→ **Tasks and exercises**:
**A.** In the malaria forecasting abstract, retype the passage between "Analyze and forecast" and "State of Ethiopia.", inclusive.
**B.** In the malaria forecasting abstract, which span of months served as the training data for the model?

→ **Reading passage**:
···

Ethiopia has been faced with the continual resurgence of malaria. It affects the health of the young workforce, which is believed to affect and slow economic growth.

Objective

Analyze and forecast the incidence of malaria in the next years (2026–2030) on the basis of historical data from Bahir Dar city in the Amhara National Regional State of Ethiopia.

Methods

A forecasting framework—seasonal autoregressive integrated moving average with exogenous factors (SARIMAX) model—was developed using malaria data from Amhara regional health bureau and exogenous regressors, weather data, from World Weather Online. The dataset comprising 90 monthly data points, spanning from January 1, 2018 to June 30, 2025, was split to develop and validate the model, reserving the first 80% (January 1, 2018–December 31, 2023) for training the model and the final 20% (January 1, 2024–June 30, 2025) for testing forecasting performance. We used the fitted model to forecast for the next 5 years using Python version 3.11.

Results

The SARIMAX (1, 2, 2) (1, 2, 2, 12, exog) model, with weather data as exogenous regressors, fit the historical data well. It revealed an increasing trend, as evidenced by the in-sample fit, out-of-sample forecast and future prediction values, which consistently increased over the prediction horizon. None of the weather condition data showed a statistically significant predictive relationship with malaria incidence (p > 0.05). The evaluation metrics, mean absolute percentage error (MAPE), confirmed reasonable predictive accuracy (28.3%).

···

→ **The data**:

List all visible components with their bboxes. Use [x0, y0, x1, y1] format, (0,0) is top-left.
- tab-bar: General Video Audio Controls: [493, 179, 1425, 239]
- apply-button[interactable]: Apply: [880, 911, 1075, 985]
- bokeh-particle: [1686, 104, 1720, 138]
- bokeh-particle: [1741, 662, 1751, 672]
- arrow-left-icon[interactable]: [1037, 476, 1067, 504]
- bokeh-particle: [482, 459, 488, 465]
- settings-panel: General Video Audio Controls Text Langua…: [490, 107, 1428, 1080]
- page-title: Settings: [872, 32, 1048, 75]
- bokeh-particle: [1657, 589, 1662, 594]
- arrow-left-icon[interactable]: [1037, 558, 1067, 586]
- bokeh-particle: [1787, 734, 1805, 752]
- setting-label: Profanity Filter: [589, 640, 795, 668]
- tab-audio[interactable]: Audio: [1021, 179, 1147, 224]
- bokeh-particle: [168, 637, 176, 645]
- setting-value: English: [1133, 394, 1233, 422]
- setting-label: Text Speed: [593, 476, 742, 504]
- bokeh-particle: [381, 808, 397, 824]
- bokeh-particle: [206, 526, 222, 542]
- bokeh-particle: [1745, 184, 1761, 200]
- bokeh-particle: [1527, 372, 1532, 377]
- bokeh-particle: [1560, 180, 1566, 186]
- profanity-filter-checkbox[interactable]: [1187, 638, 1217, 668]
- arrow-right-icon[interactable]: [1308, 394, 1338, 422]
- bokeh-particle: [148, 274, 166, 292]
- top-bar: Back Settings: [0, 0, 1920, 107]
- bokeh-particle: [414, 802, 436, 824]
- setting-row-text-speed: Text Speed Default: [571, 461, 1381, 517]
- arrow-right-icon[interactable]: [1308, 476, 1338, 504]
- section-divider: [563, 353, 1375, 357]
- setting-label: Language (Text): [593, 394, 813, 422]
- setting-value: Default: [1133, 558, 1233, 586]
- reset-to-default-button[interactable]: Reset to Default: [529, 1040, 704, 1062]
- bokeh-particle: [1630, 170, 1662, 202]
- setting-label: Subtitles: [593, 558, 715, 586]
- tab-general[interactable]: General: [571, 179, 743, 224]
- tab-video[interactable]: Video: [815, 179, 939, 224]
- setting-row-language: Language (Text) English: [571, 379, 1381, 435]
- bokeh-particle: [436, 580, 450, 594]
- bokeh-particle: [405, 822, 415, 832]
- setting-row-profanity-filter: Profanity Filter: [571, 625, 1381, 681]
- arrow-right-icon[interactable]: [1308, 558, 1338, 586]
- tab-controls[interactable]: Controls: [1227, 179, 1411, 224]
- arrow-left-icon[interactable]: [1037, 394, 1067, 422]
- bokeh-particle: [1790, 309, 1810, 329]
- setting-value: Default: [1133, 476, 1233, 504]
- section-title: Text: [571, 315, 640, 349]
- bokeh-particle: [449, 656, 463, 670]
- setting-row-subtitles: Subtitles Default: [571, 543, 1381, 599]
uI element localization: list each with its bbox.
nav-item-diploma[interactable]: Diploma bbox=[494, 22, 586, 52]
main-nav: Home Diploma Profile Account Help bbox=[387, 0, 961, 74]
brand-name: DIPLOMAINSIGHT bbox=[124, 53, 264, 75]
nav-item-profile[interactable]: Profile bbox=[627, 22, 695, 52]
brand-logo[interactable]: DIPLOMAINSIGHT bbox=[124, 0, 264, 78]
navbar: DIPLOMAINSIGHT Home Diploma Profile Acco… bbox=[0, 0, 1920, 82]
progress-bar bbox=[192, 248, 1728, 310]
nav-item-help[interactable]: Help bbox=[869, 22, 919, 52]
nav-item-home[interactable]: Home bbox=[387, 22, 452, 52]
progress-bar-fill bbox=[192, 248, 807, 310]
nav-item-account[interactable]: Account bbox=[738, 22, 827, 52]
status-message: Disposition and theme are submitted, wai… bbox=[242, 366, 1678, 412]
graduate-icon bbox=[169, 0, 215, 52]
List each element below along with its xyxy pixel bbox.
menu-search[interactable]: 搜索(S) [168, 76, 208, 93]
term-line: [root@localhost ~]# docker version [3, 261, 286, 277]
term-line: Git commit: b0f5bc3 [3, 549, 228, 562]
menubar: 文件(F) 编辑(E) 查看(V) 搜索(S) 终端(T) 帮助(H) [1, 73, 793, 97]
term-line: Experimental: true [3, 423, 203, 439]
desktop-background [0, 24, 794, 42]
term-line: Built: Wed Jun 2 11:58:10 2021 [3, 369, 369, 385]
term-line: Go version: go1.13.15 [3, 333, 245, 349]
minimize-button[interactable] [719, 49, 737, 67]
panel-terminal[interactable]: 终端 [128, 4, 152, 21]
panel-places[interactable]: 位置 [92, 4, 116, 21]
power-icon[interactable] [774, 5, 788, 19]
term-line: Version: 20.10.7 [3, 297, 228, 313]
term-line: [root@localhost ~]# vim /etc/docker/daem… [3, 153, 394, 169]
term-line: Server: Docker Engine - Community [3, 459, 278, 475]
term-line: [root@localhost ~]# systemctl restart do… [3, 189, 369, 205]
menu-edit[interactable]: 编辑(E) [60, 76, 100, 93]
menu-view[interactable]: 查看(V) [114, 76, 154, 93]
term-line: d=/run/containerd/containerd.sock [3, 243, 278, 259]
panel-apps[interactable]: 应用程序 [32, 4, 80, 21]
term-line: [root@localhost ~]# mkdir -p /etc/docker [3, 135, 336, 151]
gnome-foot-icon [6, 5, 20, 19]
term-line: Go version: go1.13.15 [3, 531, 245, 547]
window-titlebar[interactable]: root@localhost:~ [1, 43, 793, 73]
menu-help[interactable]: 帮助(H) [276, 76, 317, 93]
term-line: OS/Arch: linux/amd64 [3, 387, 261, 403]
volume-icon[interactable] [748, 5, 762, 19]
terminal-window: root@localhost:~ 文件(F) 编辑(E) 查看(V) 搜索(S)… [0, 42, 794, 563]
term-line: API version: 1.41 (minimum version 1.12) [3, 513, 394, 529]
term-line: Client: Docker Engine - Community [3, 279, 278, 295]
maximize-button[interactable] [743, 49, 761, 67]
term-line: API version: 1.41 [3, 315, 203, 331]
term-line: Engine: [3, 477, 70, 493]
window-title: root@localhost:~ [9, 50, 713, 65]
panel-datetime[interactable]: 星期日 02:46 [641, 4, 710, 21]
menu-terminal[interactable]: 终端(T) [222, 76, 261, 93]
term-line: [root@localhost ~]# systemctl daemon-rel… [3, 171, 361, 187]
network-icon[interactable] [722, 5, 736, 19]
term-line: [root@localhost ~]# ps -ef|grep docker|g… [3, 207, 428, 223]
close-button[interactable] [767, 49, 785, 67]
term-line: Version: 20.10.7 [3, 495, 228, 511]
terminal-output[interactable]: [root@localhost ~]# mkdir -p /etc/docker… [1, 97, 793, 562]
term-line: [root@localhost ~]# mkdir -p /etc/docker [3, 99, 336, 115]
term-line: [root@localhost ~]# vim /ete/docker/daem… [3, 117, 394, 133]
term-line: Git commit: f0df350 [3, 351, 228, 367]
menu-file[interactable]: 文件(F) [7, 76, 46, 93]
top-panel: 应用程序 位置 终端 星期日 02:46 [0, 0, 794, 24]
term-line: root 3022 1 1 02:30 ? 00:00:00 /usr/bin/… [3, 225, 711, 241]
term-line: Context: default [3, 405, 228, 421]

···

→ **Responses by task**:
**A.**
Analyze and forecast the incidence of malaria in the next years (2026–2030) on the basis of historical data from Bahir Dar city in the Amhara National Regional State of Ethiopia.

**B.** January 1, 2018 to December 31, 2023, the first 80% of the dataset.